Figure collection entries

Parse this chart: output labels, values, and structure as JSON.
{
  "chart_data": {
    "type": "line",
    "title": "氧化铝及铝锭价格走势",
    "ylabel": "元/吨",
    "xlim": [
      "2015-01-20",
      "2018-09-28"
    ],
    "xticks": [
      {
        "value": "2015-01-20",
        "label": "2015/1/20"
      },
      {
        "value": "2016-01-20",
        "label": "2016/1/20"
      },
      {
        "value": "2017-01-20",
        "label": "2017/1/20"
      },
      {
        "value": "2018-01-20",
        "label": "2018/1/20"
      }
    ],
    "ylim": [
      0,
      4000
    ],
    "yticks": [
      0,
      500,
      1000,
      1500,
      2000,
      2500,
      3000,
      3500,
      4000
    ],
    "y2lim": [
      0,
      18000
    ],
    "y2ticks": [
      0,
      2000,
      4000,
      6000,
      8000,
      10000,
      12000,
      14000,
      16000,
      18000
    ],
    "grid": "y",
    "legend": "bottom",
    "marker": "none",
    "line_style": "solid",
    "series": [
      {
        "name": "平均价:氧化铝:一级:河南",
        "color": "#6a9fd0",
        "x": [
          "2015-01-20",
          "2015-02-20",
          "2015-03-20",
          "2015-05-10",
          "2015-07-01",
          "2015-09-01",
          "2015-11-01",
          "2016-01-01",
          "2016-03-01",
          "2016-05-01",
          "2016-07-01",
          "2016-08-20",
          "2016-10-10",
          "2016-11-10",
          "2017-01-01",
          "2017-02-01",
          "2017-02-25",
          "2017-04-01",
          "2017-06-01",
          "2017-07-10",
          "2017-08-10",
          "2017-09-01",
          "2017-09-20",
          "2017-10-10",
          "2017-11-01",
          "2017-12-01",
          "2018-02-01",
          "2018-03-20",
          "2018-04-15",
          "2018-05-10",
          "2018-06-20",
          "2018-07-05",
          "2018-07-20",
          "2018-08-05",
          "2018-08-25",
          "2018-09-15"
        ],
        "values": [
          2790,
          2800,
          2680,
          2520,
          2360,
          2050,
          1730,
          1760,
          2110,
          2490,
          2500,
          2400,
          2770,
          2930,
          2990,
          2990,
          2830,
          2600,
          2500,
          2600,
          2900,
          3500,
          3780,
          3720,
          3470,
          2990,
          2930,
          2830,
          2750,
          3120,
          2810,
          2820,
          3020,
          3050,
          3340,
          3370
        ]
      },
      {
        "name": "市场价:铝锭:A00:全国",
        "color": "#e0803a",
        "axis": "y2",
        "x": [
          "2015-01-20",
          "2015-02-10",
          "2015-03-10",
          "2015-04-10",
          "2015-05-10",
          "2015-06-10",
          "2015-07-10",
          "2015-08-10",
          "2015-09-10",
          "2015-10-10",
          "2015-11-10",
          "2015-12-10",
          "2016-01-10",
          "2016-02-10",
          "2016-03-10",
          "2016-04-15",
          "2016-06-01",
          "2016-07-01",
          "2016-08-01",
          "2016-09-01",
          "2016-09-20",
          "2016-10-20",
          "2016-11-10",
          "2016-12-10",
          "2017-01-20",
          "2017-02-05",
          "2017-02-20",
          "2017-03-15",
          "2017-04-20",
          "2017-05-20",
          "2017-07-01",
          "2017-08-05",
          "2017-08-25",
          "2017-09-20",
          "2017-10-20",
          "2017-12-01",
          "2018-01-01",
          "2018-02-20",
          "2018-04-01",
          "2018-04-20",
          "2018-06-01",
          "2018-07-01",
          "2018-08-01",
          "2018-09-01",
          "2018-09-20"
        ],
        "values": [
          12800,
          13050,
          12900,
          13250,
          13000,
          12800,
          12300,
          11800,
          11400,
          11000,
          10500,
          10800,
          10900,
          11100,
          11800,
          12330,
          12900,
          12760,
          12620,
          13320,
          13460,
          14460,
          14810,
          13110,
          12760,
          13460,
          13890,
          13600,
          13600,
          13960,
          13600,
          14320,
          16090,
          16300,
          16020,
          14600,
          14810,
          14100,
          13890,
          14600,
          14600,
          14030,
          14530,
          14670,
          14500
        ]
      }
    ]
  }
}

# Task prompt
Give every line of the material again, exactly as it reads.

# The result
Parse this chart: output labels, values, and structure as JSON.
{
  "chart_data": {
    "type": "line",
    "title": "氧化铝及铝锭价格走势",
    "ylabel": "元/吨",
    "xlim": [
      "2015-01-20",
      "2018-09-28"
    ],
    "xticks": [
      {
        "value": "2015-01-20",
        "label": "2015/1/20"
      },
      {
        "value": "2016-01-20",
        "label": "2016/1/20"
      },
      {
        "value": "2017-01-20",
        "label": "2017/1/20"
      },
      {
        "value": "2018-01-20",
        "label": "2018/1/20"
      }
    ],
    "ylim": [
      0,
      4000
    ],
    "yticks": [
      0,
      500,
      1000,
      1500,
      2000,
      2500,
      3000,
      3500,
      4000
    ],
    "y2lim": [
      0,
      18000
    ],
    "y2ticks": [
      0,
      2000,
      4000,
      6000,
      8000,
      10000,
      12000,
      14000,
      16000,
      18000
    ],
    "grid": "y",
    "legend": "bottom",
    "marker": "none",
    "line_style": "solid",
    "series": [
      {
        "name": "平均价:氧化铝:一级:河南",
        "color": "#6a9fd0",
        "x": [
          "2015-01-20",
          "2015-02-20",
          "2015-03-20",
          "2015-05-10",
          "2015-07-01",
          "2015-09-01",
          "2015-11-01",
          "2016-01-01",
          "2016-03-01",
          "2016-05-01",
          "2016-07-01",
          "2016-08-20",
          "2016-10-10",
          "2016-11-10",
          "2017-01-01",
          "2017-02-01",
          "2017-02-25",
          "2017-04-01",
          "2017-06-01",
          "2017-07-10",
          "2017-08-10",
          "2017-09-01",
          "2017-09-20",
          "2017-10-10",
          "2017-11-01",
          "2017-12-01",
          "2018-02-01",
          "2018-03-20",
          "2018-04-15",
          "2018-05-10",
          "2018-06-20",
          "2018-07-05",
          "2018-07-20",
          "2018-08-05",
          "2018-08-25",
          "2018-09-15"
        ],
        "values": [
          2790,
          2800,
          2680,
          2520,
          2360,
          2050,
          1730,
          1760,
          2110,
          2490,
          2500,
          2400,
          2770,
          2930,
          2990,
          2990,
          2830,
          2600,
          2500,
          2600,
          2900,
          3500,
          3780,
          3720,
          3470,
          2990,
          2930,
          2830,
          2750,
          3120,
          2810,
          2820,
          3020,
          3050,
          3340,
          3370
        ]
      },
      {
        "name": "市场价:铝锭:A00:全国",
        "color": "#e0803a",
        "axis": "y2",
        "x": [
          "2015-01-20",
          "2015-02-10",
          "2015-03-10",
          "2015-04-10",
          "2015-05-10",
          "2015-06-10",
          "2015-07-10",
          "2015-08-10",
          "2015-09-10",
          "2015-10-10",
          "2015-11-10",
          "2015-12-10",
          "2016-01-10",
          "2016-02-10",
          "2016-03-10",
          "2016-04-15",
          "2016-06-01",
          "2016-07-01",
          "2016-08-01",
          "2016-09-01",
          "2016-09-20",
          "2016-10-20",
          "2016-11-10",
          "2016-12-10",
          "2017-01-20",
          "2017-02-05",
          "2017-02-20",
          "2017-03-15",
          "2017-04-20",
          "2017-05-20",
          "2017-07-01",
          "2017-08-05",
          "2017-08-25",
          "2017-09-20",
          "2017-10-20",
          "2017-12-01",
          "2018-01-01",
          "2018-02-20",
          "2018-04-01",
          "2018-04-20",
          "2018-06-01",
          "2018-07-01",
          "2018-08-01",
          "2018-09-01",
          "2018-09-20"
        ],
        "values": [
          12800,
          13050,
          12900,
          13250,
          13000,
          12800,
          12300,
          11800,
          11400,
          11000,
          10500,
          10800,
          10900,
          11100,
          11800,
          12330,
          12900,
          12760,
          12620,
          13320,
          13460,
          14460,
          14810,
          13110,
          12760,
          13460,
          13890,
          13600,
          13600,
          13960,
          13600,
          14320,
          16090,
          16300,
          16020,
          14600,
          14810,
          14100,
          13890,
          14600,
          14600,
          14030,
          14530,
          14670,
          14500
        ]
      }
    ]
  }
}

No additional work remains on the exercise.